## Directives
1. According to the Morisset railway station text, on what date did the station open?
2. From the Morisset railway station text, set down the passage starting with "Platforms & services" and going on through "Park (Weekdays only)", word for word.

Morisset railway station is located on the Main Northern line in New South Wales, Australia. It serves the City of Lake Macquarie suburb of Morisset opening on 15 August 1887 as Morrisset being renamed on 1 February 1889.

Platforms & services
Morisset has two side platforms. It is serviced by NSW TrainLink Central Coast & Newcastle Line services travelling from Sydney Central to Newcastle. Until October 2013 it was the terminating point for many local services from the old Newcastle station, however these now all continue to Gosford and Sydney.

The remnants of the former freight yard are immediately north of the station including a southbound refuge loop.

Transport links
Busways operate one route to and from Morisset station:
95: to Lake Haven via Gwandalan & Mannering Park (Weekdays only)

## Dataset
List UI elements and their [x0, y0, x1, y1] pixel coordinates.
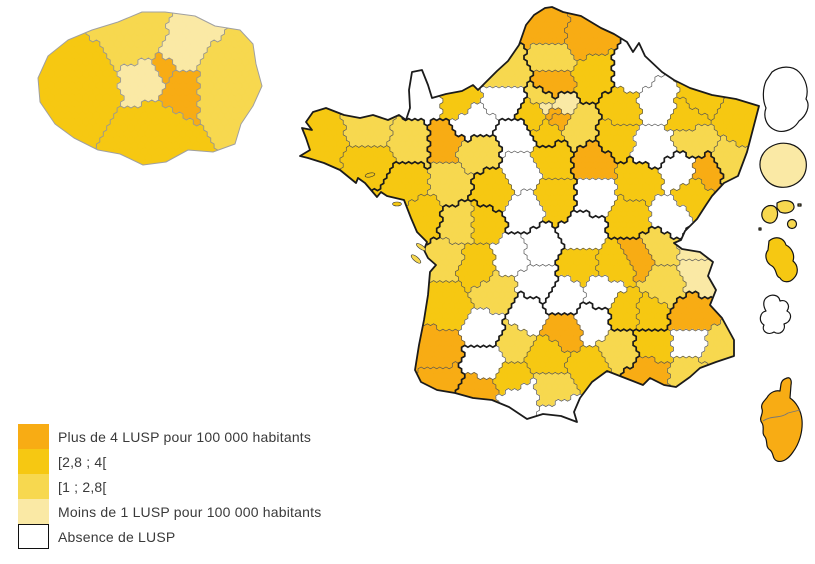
territory-corse [759, 377, 803, 463]
department-86 [470, 199, 509, 246]
department-32 [458, 344, 506, 381]
department-58 [573, 177, 618, 219]
idf-department-92 [116, 57, 167, 109]
corse-departments-divider [762, 409, 801, 422]
territory-guadeloupe [758, 200, 802, 231]
legend-item-c1_28: [1 ; 2,8[ [18, 474, 321, 499]
coastline-outline [299, 6, 760, 423]
idf-department-77 [196, 21, 262, 157]
department-02 [570, 47, 615, 105]
territory-guyane [762, 66, 809, 132]
department-18 [532, 177, 578, 229]
island-noirmoutier [392, 201, 402, 207]
legend-item-c28_4: [2,8 ; 4[ [18, 449, 321, 474]
coastal-islands [364, 172, 426, 264]
legend: Plus de 4 LUSP pour 100 000 habitants [2,… [18, 424, 321, 549]
legend-item-plus4: Plus de 4 LUSP pour 100 000 habitants [18, 424, 321, 449]
island-belle-ile [364, 172, 376, 178]
legend-item-absence: Absence de LUSP [18, 524, 321, 549]
legend-label: Plus de 4 LUSP pour 100 000 habitants [58, 428, 312, 445]
overseas-territories [758, 66, 809, 463]
legend-swatch-plus4 [18, 424, 49, 449]
legend-swatch-c1_28 [18, 474, 49, 499]
department-04 [670, 328, 709, 359]
department-92 [539, 101, 553, 116]
department-82 [495, 317, 537, 364]
department-41 [498, 150, 544, 197]
department-81 [523, 334, 572, 375]
department-53 [426, 118, 466, 165]
territory-la-reunion [759, 142, 807, 188]
department-11 [532, 371, 581, 408]
department-38 [635, 263, 687, 310]
department-69 [617, 236, 656, 283]
legend-swatch-absence [18, 524, 49, 549]
legend-label: Absence de LUSP [58, 528, 176, 545]
legend-label: [2,8 ; 4[ [58, 453, 107, 470]
island-oleron [410, 254, 422, 264]
department-27 [479, 85, 528, 121]
idf-inset-outline [37, 11, 263, 166]
legend-label: Moins de 1 LUSP pour 100 000 habitants [58, 503, 322, 520]
idf-department-95 [85, 12, 174, 73]
legend-item-moins1: Moins de 1 LUSP pour 100 000 habitants [18, 499, 321, 524]
island-re [416, 243, 426, 251]
department-45 [529, 139, 575, 181]
department-42 [595, 236, 637, 289]
legend-label: [1 ; 2,8[ [58, 478, 107, 495]
territory-mayotte [759, 294, 792, 335]
idf-inset-map [37, 11, 263, 166]
mainland-map [299, 6, 760, 423]
legend-swatch-c28_4 [18, 449, 49, 474]
idf-department-borders-departments [85, 12, 229, 155]
department-borders-departments [339, 12, 752, 422]
department-borders-regions [370, 36, 725, 395]
department-15 [542, 274, 587, 316]
department-87 [489, 231, 531, 278]
territory-martinique [765, 237, 798, 283]
department-51 [595, 85, 643, 127]
department-17 [417, 236, 466, 283]
legend-swatch-moins1 [18, 499, 49, 524]
department-35 [386, 112, 431, 170]
department-01 [638, 226, 681, 267]
department-88 [670, 123, 721, 159]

## In response
1. 15 August 1887

2.
Platforms & services
Morisset has two side platforms. It is serviced by NSW TrainLink Central Coast & Newcastle Line services travelling from Sydney Central to Newcastle. Until October 2013 it was the terminating point for many local services from the old Newcastle station, however these now all continue to Gosford and Sydney.

The remnants of the former freight yard are immediately north of the station including a southbound refuge loop.

Transport links
Busways operate one route to and from Morisset station:
95: to Lake Haven via Gwandalan & Mannering Park (Weekdays only)